╔══

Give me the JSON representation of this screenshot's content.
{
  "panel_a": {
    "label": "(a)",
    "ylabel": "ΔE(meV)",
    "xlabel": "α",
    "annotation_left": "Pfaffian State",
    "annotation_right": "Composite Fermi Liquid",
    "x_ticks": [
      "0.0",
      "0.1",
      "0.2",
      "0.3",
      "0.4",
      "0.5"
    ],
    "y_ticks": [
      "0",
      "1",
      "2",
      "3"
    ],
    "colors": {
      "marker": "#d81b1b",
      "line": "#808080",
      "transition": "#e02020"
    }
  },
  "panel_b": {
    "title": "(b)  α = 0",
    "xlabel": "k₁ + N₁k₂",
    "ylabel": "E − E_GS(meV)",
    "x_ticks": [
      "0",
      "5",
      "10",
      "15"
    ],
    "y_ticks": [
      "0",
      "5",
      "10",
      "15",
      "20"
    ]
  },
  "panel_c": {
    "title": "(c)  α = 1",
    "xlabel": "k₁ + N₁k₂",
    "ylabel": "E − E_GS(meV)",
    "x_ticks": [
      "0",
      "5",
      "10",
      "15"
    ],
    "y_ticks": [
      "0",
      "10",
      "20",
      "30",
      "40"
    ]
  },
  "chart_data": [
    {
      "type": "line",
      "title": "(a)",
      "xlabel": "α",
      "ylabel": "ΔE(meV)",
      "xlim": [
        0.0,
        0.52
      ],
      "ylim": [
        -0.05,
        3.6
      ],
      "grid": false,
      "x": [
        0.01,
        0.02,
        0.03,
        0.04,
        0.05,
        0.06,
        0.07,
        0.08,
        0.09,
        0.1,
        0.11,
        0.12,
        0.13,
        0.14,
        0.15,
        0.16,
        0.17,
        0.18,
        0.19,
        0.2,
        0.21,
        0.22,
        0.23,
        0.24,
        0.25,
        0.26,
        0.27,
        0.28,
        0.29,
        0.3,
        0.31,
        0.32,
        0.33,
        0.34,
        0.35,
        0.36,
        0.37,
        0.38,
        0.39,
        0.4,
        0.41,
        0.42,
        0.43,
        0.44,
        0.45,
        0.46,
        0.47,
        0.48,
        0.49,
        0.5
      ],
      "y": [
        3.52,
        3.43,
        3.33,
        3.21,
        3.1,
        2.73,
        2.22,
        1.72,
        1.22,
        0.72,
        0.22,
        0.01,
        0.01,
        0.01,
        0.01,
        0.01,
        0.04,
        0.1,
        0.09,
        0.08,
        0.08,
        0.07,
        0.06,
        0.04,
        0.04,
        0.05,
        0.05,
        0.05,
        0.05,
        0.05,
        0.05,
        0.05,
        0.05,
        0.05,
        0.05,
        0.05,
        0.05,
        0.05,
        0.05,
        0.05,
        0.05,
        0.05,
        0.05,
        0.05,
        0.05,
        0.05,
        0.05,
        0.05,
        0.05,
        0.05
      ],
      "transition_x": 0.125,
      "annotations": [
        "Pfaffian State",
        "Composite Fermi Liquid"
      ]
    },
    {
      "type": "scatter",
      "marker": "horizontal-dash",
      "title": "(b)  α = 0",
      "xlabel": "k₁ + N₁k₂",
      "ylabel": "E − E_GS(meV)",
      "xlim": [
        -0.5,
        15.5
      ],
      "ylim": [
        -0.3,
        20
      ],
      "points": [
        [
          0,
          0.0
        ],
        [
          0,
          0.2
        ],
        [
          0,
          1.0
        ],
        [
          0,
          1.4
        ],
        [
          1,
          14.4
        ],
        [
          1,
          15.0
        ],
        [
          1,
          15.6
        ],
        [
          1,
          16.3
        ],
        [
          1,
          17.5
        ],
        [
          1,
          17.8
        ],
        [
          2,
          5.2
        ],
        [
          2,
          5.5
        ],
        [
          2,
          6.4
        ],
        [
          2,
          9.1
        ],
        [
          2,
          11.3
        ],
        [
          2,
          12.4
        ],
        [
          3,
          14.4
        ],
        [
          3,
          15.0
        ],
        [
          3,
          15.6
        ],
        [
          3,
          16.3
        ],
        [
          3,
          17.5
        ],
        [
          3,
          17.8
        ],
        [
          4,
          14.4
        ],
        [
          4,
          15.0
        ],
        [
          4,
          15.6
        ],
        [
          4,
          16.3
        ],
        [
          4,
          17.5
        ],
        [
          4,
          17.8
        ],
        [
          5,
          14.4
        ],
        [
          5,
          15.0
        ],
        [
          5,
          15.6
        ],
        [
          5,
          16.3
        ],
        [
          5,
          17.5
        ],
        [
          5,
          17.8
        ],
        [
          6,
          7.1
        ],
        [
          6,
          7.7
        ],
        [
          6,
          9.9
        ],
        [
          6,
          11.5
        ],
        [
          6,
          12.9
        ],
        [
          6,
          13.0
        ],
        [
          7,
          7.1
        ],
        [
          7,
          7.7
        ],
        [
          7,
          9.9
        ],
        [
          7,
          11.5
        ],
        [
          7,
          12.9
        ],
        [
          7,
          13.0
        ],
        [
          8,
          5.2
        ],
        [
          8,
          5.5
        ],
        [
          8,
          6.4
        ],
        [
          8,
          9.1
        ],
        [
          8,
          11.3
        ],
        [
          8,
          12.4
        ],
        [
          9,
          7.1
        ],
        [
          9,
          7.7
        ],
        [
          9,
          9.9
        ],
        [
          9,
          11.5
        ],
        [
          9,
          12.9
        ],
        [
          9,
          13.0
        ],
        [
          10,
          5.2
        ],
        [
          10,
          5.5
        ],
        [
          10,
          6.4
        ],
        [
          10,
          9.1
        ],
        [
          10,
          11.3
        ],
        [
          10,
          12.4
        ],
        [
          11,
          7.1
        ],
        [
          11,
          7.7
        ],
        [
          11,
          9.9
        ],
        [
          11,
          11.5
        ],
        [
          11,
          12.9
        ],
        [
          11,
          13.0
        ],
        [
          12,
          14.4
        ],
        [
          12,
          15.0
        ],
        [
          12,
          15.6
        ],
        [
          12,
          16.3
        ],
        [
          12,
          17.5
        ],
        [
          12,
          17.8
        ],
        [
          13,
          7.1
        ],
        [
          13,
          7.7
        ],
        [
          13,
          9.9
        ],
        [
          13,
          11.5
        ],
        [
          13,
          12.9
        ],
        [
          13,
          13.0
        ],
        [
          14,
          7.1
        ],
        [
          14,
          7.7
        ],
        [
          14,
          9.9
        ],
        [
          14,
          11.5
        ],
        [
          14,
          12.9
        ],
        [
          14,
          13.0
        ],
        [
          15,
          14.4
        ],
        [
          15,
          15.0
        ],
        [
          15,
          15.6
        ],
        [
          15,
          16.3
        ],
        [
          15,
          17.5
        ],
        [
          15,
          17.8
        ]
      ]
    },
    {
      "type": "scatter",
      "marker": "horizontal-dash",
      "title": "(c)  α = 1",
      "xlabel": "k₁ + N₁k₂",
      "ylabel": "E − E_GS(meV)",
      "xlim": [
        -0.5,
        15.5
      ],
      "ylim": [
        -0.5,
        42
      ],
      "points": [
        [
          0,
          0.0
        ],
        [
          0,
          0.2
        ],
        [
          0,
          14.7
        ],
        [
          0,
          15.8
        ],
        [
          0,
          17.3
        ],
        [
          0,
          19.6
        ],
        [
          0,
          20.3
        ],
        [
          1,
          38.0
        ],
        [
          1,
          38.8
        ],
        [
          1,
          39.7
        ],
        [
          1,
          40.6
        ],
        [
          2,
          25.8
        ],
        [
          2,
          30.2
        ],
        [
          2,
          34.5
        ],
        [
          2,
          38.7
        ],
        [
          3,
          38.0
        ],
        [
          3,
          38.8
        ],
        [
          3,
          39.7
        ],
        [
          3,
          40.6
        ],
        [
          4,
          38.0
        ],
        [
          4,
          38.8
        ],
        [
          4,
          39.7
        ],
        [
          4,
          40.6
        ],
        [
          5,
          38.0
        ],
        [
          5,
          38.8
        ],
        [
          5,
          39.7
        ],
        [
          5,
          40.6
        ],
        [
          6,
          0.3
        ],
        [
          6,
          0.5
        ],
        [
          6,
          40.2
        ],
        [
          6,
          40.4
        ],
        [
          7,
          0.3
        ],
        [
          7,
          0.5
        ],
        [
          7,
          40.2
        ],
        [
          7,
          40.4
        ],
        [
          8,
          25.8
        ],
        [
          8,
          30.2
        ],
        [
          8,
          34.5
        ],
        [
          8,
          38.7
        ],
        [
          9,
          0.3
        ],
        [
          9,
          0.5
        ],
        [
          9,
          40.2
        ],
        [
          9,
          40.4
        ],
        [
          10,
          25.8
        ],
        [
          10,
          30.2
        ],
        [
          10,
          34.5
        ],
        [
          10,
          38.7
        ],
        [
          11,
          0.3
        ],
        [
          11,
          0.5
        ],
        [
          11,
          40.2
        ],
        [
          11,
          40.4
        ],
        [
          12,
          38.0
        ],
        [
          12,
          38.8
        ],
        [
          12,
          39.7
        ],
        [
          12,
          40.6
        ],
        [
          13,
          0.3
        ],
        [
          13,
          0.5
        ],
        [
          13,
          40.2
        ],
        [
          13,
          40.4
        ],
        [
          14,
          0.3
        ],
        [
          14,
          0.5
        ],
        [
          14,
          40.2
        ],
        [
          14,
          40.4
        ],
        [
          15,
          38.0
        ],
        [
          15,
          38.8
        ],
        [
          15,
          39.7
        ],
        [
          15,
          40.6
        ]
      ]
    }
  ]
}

╚══

Each line that holds the word "Composite" should be extracted from the records.

### ANSWER FOR THIS EXERCISE
    "annotation_right": "Composite Fermi Liquid",
        "Composite Fermi Liquid"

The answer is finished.